··· Dataset records
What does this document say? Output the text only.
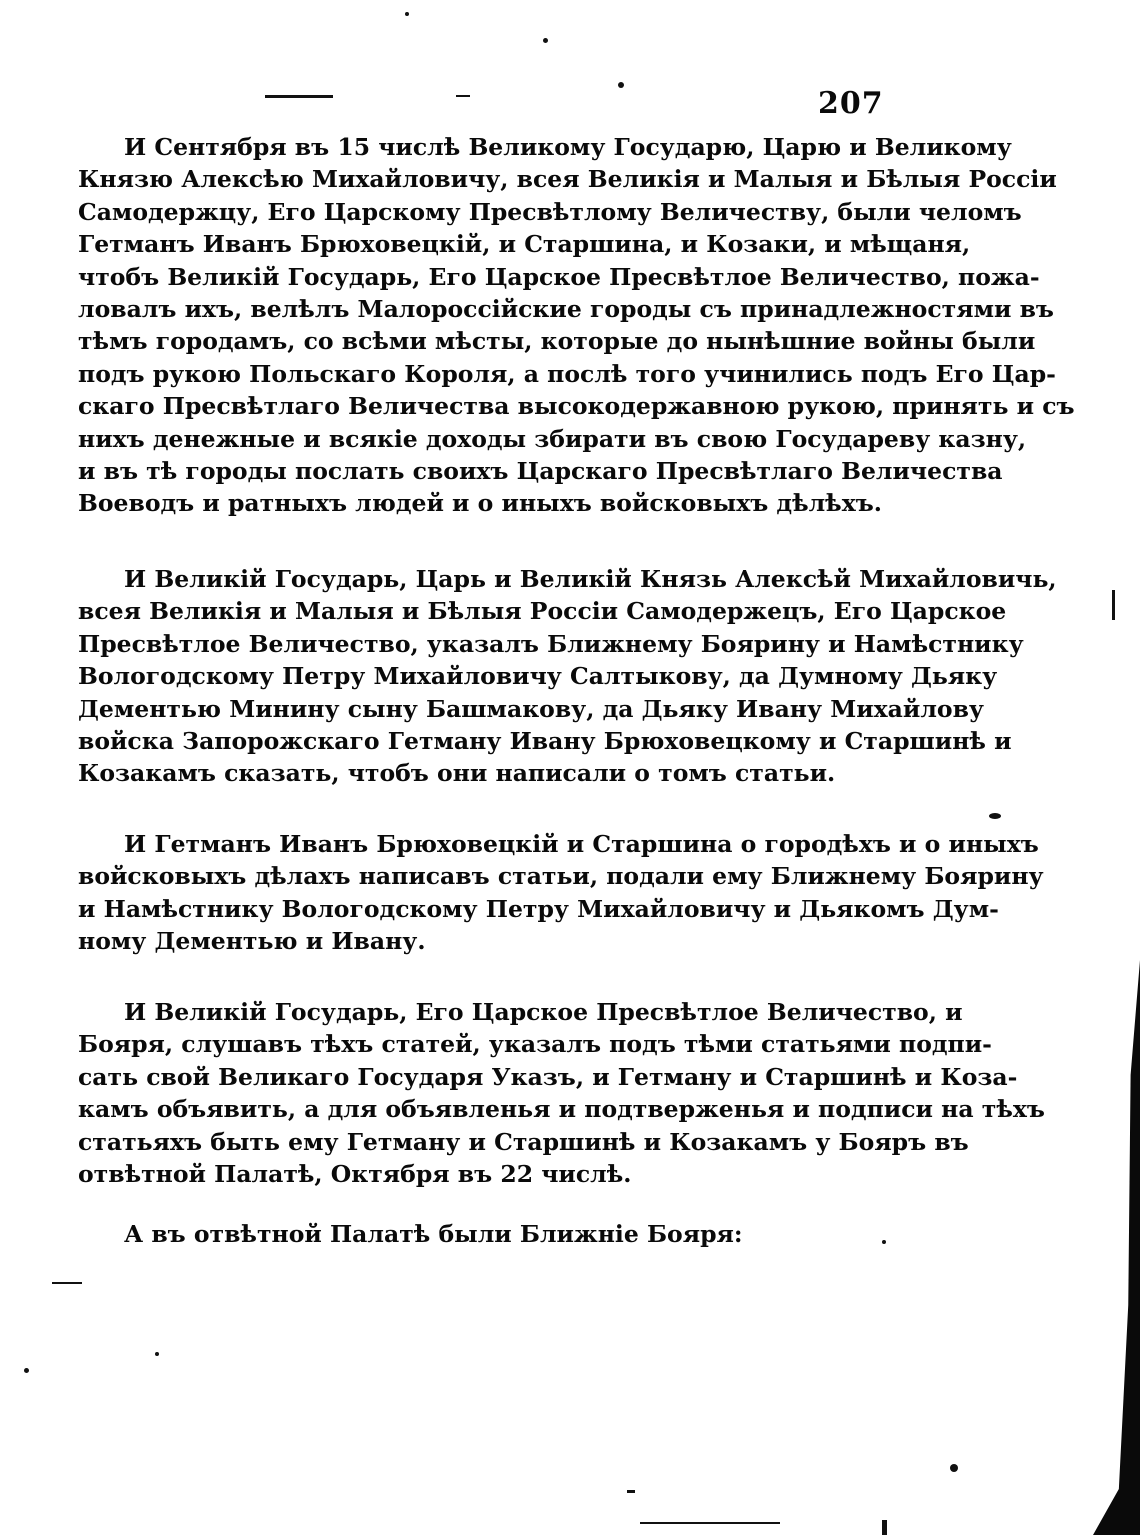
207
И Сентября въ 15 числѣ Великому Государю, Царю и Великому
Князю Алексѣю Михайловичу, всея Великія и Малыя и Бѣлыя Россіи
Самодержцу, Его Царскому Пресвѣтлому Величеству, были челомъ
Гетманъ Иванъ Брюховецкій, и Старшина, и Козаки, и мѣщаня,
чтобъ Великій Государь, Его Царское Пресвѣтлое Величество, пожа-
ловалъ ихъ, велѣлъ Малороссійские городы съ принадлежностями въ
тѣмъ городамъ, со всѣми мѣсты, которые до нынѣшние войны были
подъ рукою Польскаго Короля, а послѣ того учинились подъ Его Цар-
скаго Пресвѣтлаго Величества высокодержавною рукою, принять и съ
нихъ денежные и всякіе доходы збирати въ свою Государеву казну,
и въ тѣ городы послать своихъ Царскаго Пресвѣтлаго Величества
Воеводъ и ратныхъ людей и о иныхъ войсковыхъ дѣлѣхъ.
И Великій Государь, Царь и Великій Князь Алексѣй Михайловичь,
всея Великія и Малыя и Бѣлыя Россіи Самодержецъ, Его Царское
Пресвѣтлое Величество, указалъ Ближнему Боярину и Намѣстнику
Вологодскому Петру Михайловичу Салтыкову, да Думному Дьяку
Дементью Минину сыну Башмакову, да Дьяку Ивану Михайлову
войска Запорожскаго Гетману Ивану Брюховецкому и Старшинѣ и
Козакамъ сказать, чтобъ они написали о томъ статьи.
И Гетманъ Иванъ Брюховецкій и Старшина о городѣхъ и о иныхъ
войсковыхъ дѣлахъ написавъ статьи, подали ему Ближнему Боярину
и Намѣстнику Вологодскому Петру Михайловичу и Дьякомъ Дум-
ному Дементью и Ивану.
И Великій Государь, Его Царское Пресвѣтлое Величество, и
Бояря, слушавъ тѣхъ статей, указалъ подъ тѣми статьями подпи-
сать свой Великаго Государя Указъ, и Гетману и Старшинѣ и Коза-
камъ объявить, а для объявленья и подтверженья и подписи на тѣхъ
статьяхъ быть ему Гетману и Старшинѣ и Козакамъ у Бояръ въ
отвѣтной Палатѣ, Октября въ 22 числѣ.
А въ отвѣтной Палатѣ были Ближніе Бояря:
······
··· Dataset records
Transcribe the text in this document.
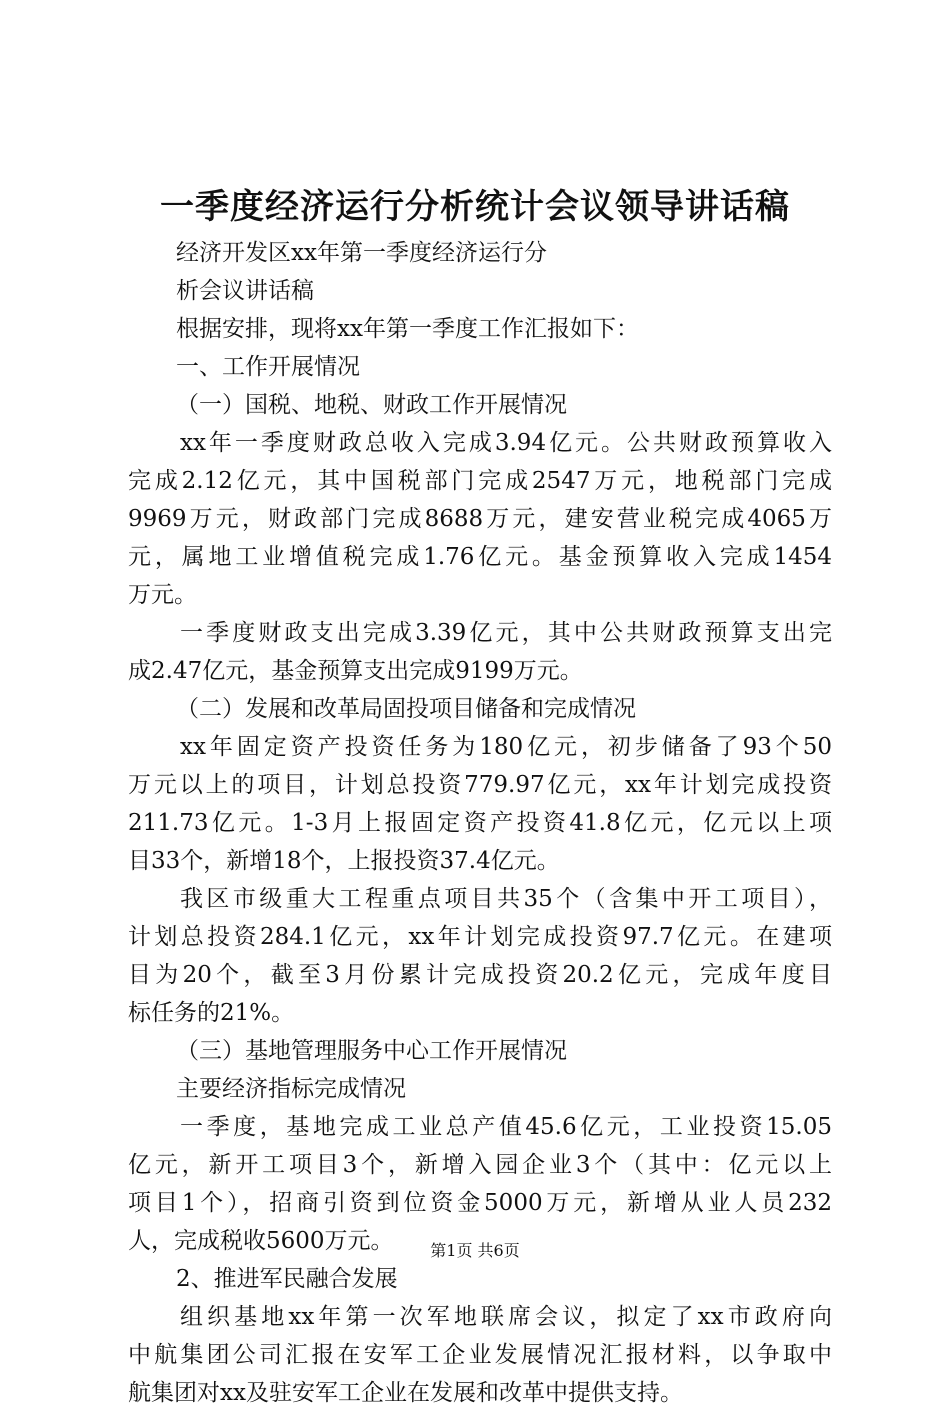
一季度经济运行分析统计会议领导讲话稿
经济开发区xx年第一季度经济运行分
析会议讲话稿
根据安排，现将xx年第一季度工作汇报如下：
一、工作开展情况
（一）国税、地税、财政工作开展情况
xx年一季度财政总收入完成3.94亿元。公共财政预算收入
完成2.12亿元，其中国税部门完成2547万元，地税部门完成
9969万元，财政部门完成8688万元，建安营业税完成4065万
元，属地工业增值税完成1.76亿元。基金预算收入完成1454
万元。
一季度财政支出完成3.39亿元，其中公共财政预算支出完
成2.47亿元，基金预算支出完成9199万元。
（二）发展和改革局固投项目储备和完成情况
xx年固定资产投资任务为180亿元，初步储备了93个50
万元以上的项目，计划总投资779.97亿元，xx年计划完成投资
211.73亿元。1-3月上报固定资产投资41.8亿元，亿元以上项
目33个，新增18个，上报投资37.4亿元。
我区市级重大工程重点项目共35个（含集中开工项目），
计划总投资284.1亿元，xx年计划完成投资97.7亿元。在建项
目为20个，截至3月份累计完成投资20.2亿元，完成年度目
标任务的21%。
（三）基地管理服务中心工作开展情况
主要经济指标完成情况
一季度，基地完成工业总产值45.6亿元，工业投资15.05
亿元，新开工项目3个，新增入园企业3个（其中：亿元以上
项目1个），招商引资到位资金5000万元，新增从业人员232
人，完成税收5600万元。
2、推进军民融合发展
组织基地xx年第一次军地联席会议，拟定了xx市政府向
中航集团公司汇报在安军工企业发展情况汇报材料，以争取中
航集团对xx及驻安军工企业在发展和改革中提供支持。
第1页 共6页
······
-- Written problem --
Scan the records above, count the lines with "Намѣстнику" in them, and give only the number.

-- Correct result --
2